Recorded data
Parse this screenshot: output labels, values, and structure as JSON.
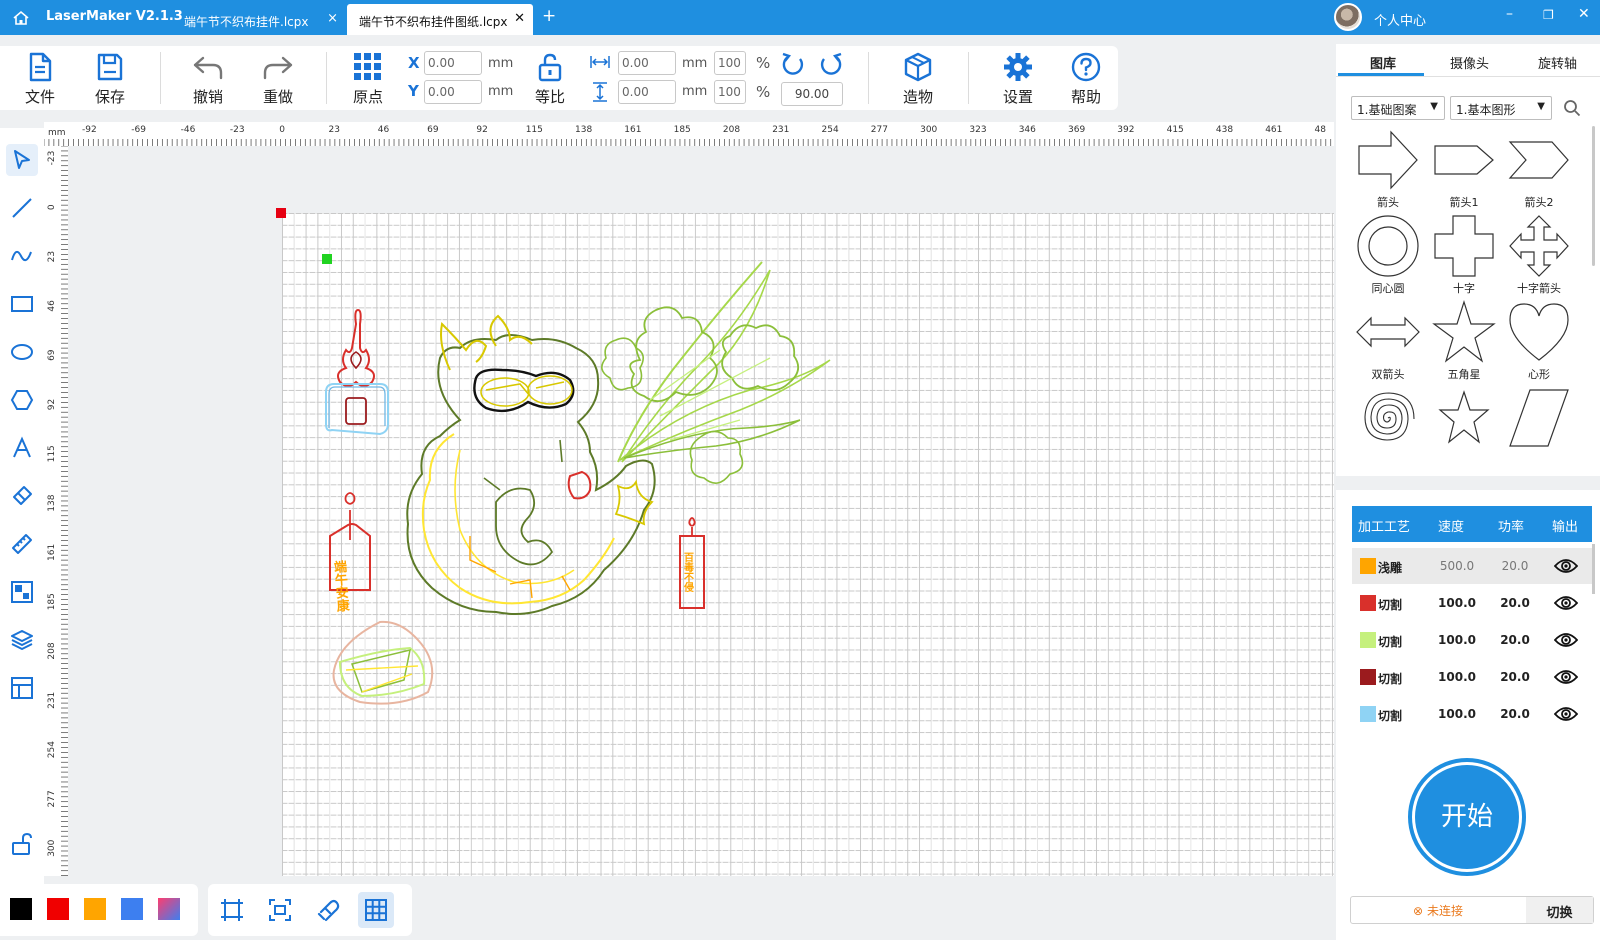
{
  "titlebar": {
    "app_name": "LaserMaker V2.1.3",
    "tabs": [
      {
        "label": "端午节不织布挂件.lcpx",
        "close": "×"
      },
      {
        "label": "端午节不织布挂件图纸.lcpx",
        "close": "✕"
      }
    ],
    "add_tab": "+",
    "user_center": "个人中心",
    "minimize": "–",
    "maximize": "❐",
    "close": "✕"
  },
  "toolbar": {
    "file": "文件",
    "save": "保存",
    "undo": "撤销",
    "redo": "重做",
    "origin": "原点",
    "x_label": "X",
    "y_label": "Y",
    "x_value": "0.00",
    "y_value": "0.00",
    "unit": "mm",
    "lock_ratio": "等比",
    "width_value": "0.00",
    "height_value": "0.00",
    "width_pct": "100",
    "height_pct": "100",
    "pct": "%",
    "rotate_value": "90.00",
    "build": "造物",
    "settings": "设置",
    "help": "帮助"
  },
  "ruler": {
    "unit": "mm",
    "h_ticks": [
      "-92",
      "-69",
      "-46",
      "-23",
      "0",
      "23",
      "46",
      "69",
      "92",
      "115",
      "138",
      "161",
      "185",
      "208",
      "231",
      "254",
      "277",
      "300",
      "323",
      "346",
      "369",
      "392",
      "415",
      "438",
      "461",
      "48"
    ],
    "v_ticks": [
      "-23",
      "0",
      "23",
      "46",
      "69",
      "92",
      "115",
      "138",
      "161",
      "185",
      "208",
      "231",
      "254",
      "277",
      "300"
    ]
  },
  "colors": {
    "accent": "#1f8fe0",
    "palette": [
      "#000000",
      "#f00000",
      "#ffa500",
      "#3d7ff0",
      "gradient"
    ]
  },
  "library": {
    "tabs": [
      "图库",
      "摄像头",
      "旋转轴"
    ],
    "category": "1.基础图案",
    "subcategory": "1.基本图形",
    "shapes": [
      "箭头",
      "箭头1",
      "箭头2",
      "同心圆",
      "十字",
      "十字箭头",
      "双箭头",
      "五角星",
      "心形",
      "",
      "",
      ""
    ]
  },
  "process": {
    "headers": [
      "加工工艺",
      "速度",
      "功率",
      "输出"
    ],
    "rows": [
      {
        "color": "#ffa500",
        "name": "浅雕",
        "speed": "500.0",
        "power": "20.0"
      },
      {
        "color": "#d9302b",
        "name": "切割",
        "speed": "100.0",
        "power": "20.0"
      },
      {
        "color": "#c5f07d",
        "name": "切割",
        "speed": "100.0",
        "power": "20.0"
      },
      {
        "color": "#9b1b1e",
        "name": "切割",
        "speed": "100.0",
        "power": "20.0"
      },
      {
        "color": "#8fd3f4",
        "name": "切割",
        "speed": "100.0",
        "power": "20.0"
      }
    ]
  },
  "start_label": "开始",
  "connection": {
    "status": "未连接",
    "switch": "切换"
  },
  "artwork_text": {
    "tag1": "端午安康",
    "tag2": "百毒不侵"
  }
}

Request
Retype each entry precisely. Skip images entirely.

Output for this exercise
Parse this screenshot: output labels, values, and structure as JSON.
{
  "titlebar": {
    "app_name": "LaserMaker V2.1.3",
    "tabs": [
      {
        "label": "端午节不织布挂件.lcpx",
        "close": "×"
      },
      {
        "label": "端午节不织布挂件图纸.lcpx",
        "close": "✕"
      }
    ],
    "add_tab": "+",
    "user_center": "个人中心",
    "minimize": "–",
    "maximize": "❐",
    "close": "✕"
  },
  "toolbar": {
    "file": "文件",
    "save": "保存",
    "undo": "撤销",
    "redo": "重做",
    "origin": "原点",
    "x_label": "X",
    "y_label": "Y",
    "x_value": "0.00",
    "y_value": "0.00",
    "unit": "mm",
    "lock_ratio": "等比",
    "width_value": "0.00",
    "height_value": "0.00",
    "width_pct": "100",
    "height_pct": "100",
    "pct": "%",
    "rotate_value": "90.00",
    "build": "造物",
    "settings": "设置",
    "help": "帮助"
  },
  "ruler": {
    "unit": "mm",
    "h_ticks": [
      "-92",
      "-69",
      "-46",
      "-23",
      "0",
      "23",
      "46",
      "69",
      "92",
      "115",
      "138",
      "161",
      "185",
      "208",
      "231",
      "254",
      "277",
      "300",
      "323",
      "346",
      "369",
      "392",
      "415",
      "438",
      "461",
      "48"
    ],
    "v_ticks": [
      "-23",
      "0",
      "23",
      "46",
      "69",
      "92",
      "115",
      "138",
      "161",
      "185",
      "208",
      "231",
      "254",
      "277",
      "300"
    ]
  },
  "colors": {
    "accent": "#1f8fe0",
    "palette": [
      "#000000",
      "#f00000",
      "#ffa500",
      "#3d7ff0",
      "gradient"
    ]
  },
  "library": {
    "tabs": [
      "图库",
      "摄像头",
      "旋转轴"
    ],
    "category": "1.基础图案",
    "subcategory": "1.基本图形",
    "shapes": [
      "箭头",
      "箭头1",
      "箭头2",
      "同心圆",
      "十字",
      "十字箭头",
      "双箭头",
      "五角星",
      "心形",
      "",
      "",
      ""
    ]
  },
  "process": {
    "headers": [
      "加工工艺",
      "速度",
      "功率",
      "输出"
    ],
    "rows": [
      {
        "color": "#ffa500",
        "name": "浅雕",
        "speed": "500.0",
        "power": "20.0"
      },
      {
        "color": "#d9302b",
        "name": "切割",
        "speed": "100.0",
        "power": "20.0"
      },
      {
        "color": "#c5f07d",
        "name": "切割",
        "speed": "100.0",
        "power": "20.0"
      },
      {
        "color": "#9b1b1e",
        "name": "切割",
        "speed": "100.0",
        "power": "20.0"
      },
      {
        "color": "#8fd3f4",
        "name": "切割",
        "speed": "100.0",
        "power": "20.0"
      }
    ]
  },
  "start_label": "开始",
  "connection": {
    "status": "未连接",
    "switch": "切换"
  },
  "artwork_text": {
    "tag1": "端午安康",
    "tag2": "百毒不侵"
  }
}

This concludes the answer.